### Exercise objective
Pick out the lines below with "کرده" and list them.

━━━━━ Data provided ━━━━━

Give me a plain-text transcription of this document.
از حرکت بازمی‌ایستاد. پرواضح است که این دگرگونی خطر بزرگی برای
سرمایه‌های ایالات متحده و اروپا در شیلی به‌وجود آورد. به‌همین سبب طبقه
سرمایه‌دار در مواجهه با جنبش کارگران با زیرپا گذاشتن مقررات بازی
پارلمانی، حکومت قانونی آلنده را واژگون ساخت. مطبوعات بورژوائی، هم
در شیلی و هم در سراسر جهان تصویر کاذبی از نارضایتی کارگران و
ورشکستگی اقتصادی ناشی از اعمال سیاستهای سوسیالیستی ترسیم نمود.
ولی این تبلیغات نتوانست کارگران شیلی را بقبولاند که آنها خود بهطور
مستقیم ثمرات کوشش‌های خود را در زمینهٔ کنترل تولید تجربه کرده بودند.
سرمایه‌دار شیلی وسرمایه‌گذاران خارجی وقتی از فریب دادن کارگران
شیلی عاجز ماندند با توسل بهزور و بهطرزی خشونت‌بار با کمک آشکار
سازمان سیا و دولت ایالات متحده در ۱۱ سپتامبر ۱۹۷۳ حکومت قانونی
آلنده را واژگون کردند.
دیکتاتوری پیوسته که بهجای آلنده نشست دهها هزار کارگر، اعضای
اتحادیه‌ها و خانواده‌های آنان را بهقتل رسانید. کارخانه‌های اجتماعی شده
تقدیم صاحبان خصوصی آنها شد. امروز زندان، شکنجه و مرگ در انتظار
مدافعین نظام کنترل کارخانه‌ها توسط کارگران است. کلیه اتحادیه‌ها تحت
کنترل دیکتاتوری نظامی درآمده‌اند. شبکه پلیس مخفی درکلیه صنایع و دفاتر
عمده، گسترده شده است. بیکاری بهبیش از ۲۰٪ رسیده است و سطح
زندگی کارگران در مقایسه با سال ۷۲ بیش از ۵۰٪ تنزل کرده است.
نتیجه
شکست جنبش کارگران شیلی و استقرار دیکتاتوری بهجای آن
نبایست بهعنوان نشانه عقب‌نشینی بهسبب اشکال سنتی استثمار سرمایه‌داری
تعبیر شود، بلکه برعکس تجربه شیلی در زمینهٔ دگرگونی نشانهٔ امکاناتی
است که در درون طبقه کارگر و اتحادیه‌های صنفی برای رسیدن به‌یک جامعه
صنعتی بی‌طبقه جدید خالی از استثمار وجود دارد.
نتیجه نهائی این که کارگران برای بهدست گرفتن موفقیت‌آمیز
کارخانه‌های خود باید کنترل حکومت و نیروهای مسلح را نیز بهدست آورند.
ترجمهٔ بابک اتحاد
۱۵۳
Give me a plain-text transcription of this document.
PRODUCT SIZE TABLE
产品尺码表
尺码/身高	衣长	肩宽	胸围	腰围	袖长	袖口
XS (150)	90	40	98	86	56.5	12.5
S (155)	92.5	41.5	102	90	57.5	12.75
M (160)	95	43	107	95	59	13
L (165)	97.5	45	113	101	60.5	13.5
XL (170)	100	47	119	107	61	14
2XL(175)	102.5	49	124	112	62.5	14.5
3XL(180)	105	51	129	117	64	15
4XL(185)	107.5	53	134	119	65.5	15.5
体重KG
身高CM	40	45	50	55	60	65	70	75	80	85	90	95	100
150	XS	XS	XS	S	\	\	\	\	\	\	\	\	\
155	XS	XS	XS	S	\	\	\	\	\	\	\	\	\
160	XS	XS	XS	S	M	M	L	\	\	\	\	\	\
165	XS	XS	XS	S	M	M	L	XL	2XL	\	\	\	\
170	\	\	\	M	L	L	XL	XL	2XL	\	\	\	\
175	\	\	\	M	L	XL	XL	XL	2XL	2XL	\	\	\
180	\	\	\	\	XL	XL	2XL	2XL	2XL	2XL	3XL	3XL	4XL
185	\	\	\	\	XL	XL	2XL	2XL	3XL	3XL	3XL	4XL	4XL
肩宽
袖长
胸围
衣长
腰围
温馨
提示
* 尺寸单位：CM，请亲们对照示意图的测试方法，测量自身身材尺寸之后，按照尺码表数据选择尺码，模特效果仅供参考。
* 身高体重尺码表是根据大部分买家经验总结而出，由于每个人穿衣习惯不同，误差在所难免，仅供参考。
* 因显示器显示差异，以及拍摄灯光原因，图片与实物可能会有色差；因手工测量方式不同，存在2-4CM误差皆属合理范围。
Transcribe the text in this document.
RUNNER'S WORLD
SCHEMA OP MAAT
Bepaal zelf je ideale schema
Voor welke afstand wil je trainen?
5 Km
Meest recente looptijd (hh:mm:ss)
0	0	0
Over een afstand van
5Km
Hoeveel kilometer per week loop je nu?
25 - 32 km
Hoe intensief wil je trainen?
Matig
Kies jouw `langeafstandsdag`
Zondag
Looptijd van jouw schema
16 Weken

━━━━━

### Full solution
مستقیم ثمرات کوشش‌های خود را در زمینهٔ کنترل تولید تجربه کرده بودند.
زندگی کارگران در مقایسه با سال ۷۲ بیش از ۵۰٪ تنزل کرده است.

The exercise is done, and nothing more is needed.